■ Objective
Copy the records that follow exactly as written, but not their pictures.

■ Data for this exercise
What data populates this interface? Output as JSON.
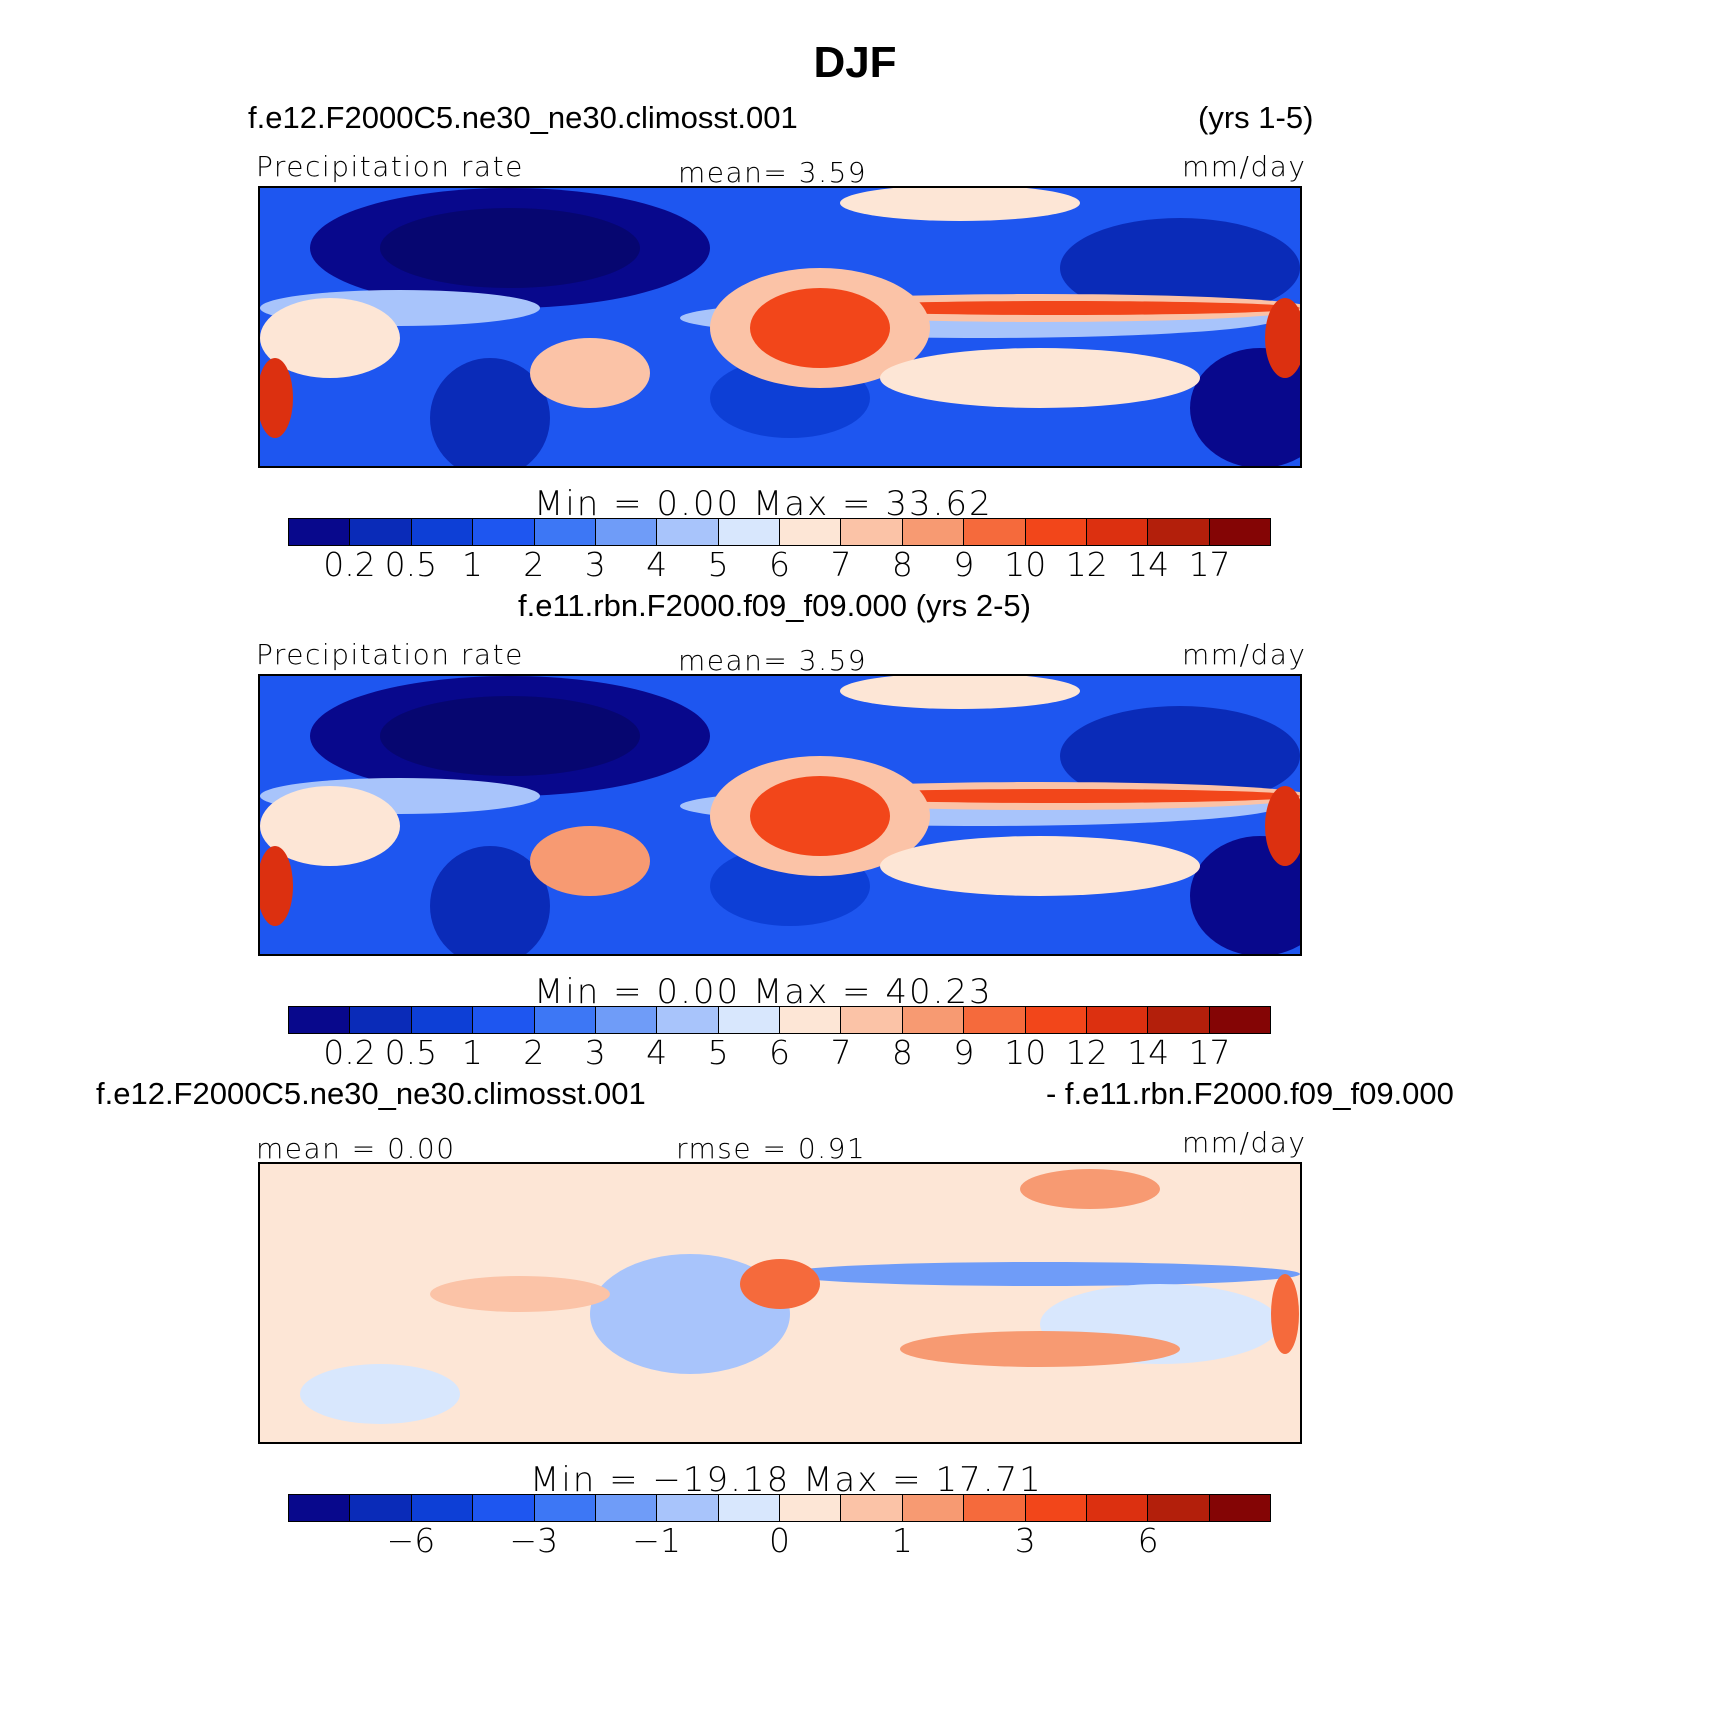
{
  "title": "DJF",
  "colors": {
    "levels": [
      "#08088c",
      "#0a2bb8",
      "#0d3fd6",
      "#1e56f0",
      "#3d77f5",
      "#6f9cf8",
      "#a8c4fb",
      "#d8e7fd",
      "#fde6d6",
      "#fbc3a7",
      "#f79a72",
      "#f56a3c",
      "#f2461a",
      "#dc3010",
      "#b31f0b",
      "#840505"
    ],
    "land": "#000000"
  },
  "panels": [
    {
      "case_title": "f.e12.F2000C5.ne30_ne30.climosst.001",
      "years": "(yrs 1-5)",
      "left_label": "Precipitation rate",
      "center_label": "mean=    3.59",
      "right_label": "mm/day",
      "minmax": "Min  =     0.00  Max  =   33.62",
      "palette": "abs"
    },
    {
      "case_title": "f.e11.rbn.F2000.f09_f09.000 (yrs 2-5)",
      "left_label": "Precipitation rate",
      "center_label": "mean=    3.59",
      "right_label": "mm/day",
      "minmax": "Min  =     0.00  Max  =   40.23",
      "palette": "abs"
    },
    {
      "case_title_left": "f.e12.F2000C5.ne30_ne30.climosst.001",
      "case_title_right": "- f.e11.rbn.F2000.f09_f09.000",
      "left_label": "mean  =     0.00",
      "center_label": "rmse  =     0.91",
      "right_label": "mm/day",
      "minmax": "Min  = −19.18  Max  =    17.71",
      "palette": "diff"
    }
  ],
  "chart_data": [
    {
      "type": "heatmap",
      "title": "f.e12.F2000C5.ne30_ne30.climosst.001 (yrs 1-5)",
      "variable": "Precipitation rate",
      "units": "mm/day",
      "mean": 3.59,
      "min": 0.0,
      "max": 33.62,
      "contour_levels": [
        0.2,
        0.5,
        1,
        2,
        3,
        4,
        5,
        6,
        7,
        8,
        9,
        10,
        12,
        14,
        17
      ],
      "colorbar_tick_labels": [
        "0.2",
        "0.5",
        "1",
        "2",
        "3",
        "4",
        "5",
        "6",
        "7",
        "8",
        "9",
        "10",
        "12",
        "14",
        "17"
      ]
    },
    {
      "type": "heatmap",
      "title": "f.e11.rbn.F2000.f09_f09.000 (yrs 2-5)",
      "variable": "Precipitation rate",
      "units": "mm/day",
      "mean": 3.59,
      "min": 0.0,
      "max": 40.23,
      "contour_levels": [
        0.2,
        0.5,
        1,
        2,
        3,
        4,
        5,
        6,
        7,
        8,
        9,
        10,
        12,
        14,
        17
      ],
      "colorbar_tick_labels": [
        "0.2",
        "0.5",
        "1",
        "2",
        "3",
        "4",
        "5",
        "6",
        "7",
        "8",
        "9",
        "10",
        "12",
        "14",
        "17"
      ]
    },
    {
      "type": "heatmap",
      "title": "f.e12.F2000C5.ne30_ne30.climosst.001 - f.e11.rbn.F2000.f09_f09.000",
      "units": "mm/day",
      "mean": 0.0,
      "rmse": 0.91,
      "min": -19.18,
      "max": 17.71,
      "colorbar_tick_labels": [
        "−6",
        "−3",
        "−1",
        "0",
        "1",
        "3",
        "6"
      ]
    }
  ]
}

■ The reply
What data populates this interface? Output as JSON.
{
  "title": "DJF",
  "colors": {
    "levels": [
      "#08088c",
      "#0a2bb8",
      "#0d3fd6",
      "#1e56f0",
      "#3d77f5",
      "#6f9cf8",
      "#a8c4fb",
      "#d8e7fd",
      "#fde6d6",
      "#fbc3a7",
      "#f79a72",
      "#f56a3c",
      "#f2461a",
      "#dc3010",
      "#b31f0b",
      "#840505"
    ],
    "land": "#000000"
  },
  "panels": [
    {
      "case_title": "f.e12.F2000C5.ne30_ne30.climosst.001",
      "years": "(yrs 1-5)",
      "left_label": "Precipitation rate",
      "center_label": "mean=    3.59",
      "right_label": "mm/day",
      "minmax": "Min  =     0.00  Max  =   33.62",
      "palette": "abs"
    },
    {
      "case_title": "f.e11.rbn.F2000.f09_f09.000 (yrs 2-5)",
      "left_label": "Precipitation rate",
      "center_label": "mean=    3.59",
      "right_label": "mm/day",
      "minmax": "Min  =     0.00  Max  =   40.23",
      "palette": "abs"
    },
    {
      "case_title_left": "f.e12.F2000C5.ne30_ne30.climosst.001",
      "case_title_right": "- f.e11.rbn.F2000.f09_f09.000",
      "left_label": "mean  =     0.00",
      "center_label": "rmse  =     0.91",
      "right_label": "mm/day",
      "minmax": "Min  = −19.18  Max  =    17.71",
      "palette": "diff"
    }
  ],
  "chart_data": [
    {
      "type": "heatmap",
      "title": "f.e12.F2000C5.ne30_ne30.climosst.001 (yrs 1-5)",
      "variable": "Precipitation rate",
      "units": "mm/day",
      "mean": 3.59,
      "min": 0.0,
      "max": 33.62,
      "contour_levels": [
        0.2,
        0.5,
        1,
        2,
        3,
        4,
        5,
        6,
        7,
        8,
        9,
        10,
        12,
        14,
        17
      ],
      "colorbar_tick_labels": [
        "0.2",
        "0.5",
        "1",
        "2",
        "3",
        "4",
        "5",
        "6",
        "7",
        "8",
        "9",
        "10",
        "12",
        "14",
        "17"
      ]
    },
    {
      "type": "heatmap",
      "title": "f.e11.rbn.F2000.f09_f09.000 (yrs 2-5)",
      "variable": "Precipitation rate",
      "units": "mm/day",
      "mean": 3.59,
      "min": 0.0,
      "max": 40.23,
      "contour_levels": [
        0.2,
        0.5,
        1,
        2,
        3,
        4,
        5,
        6,
        7,
        8,
        9,
        10,
        12,
        14,
        17
      ],
      "colorbar_tick_labels": [
        "0.2",
        "0.5",
        "1",
        "2",
        "3",
        "4",
        "5",
        "6",
        "7",
        "8",
        "9",
        "10",
        "12",
        "14",
        "17"
      ]
    },
    {
      "type": "heatmap",
      "title": "f.e12.F2000C5.ne30_ne30.climosst.001 - f.e11.rbn.F2000.f09_f09.000",
      "units": "mm/day",
      "mean": 0.0,
      "rmse": 0.91,
      "min": -19.18,
      "max": 17.71,
      "colorbar_tick_labels": [
        "−6",
        "−3",
        "−1",
        "0",
        "1",
        "3",
        "6"
      ]
    }
  ]
}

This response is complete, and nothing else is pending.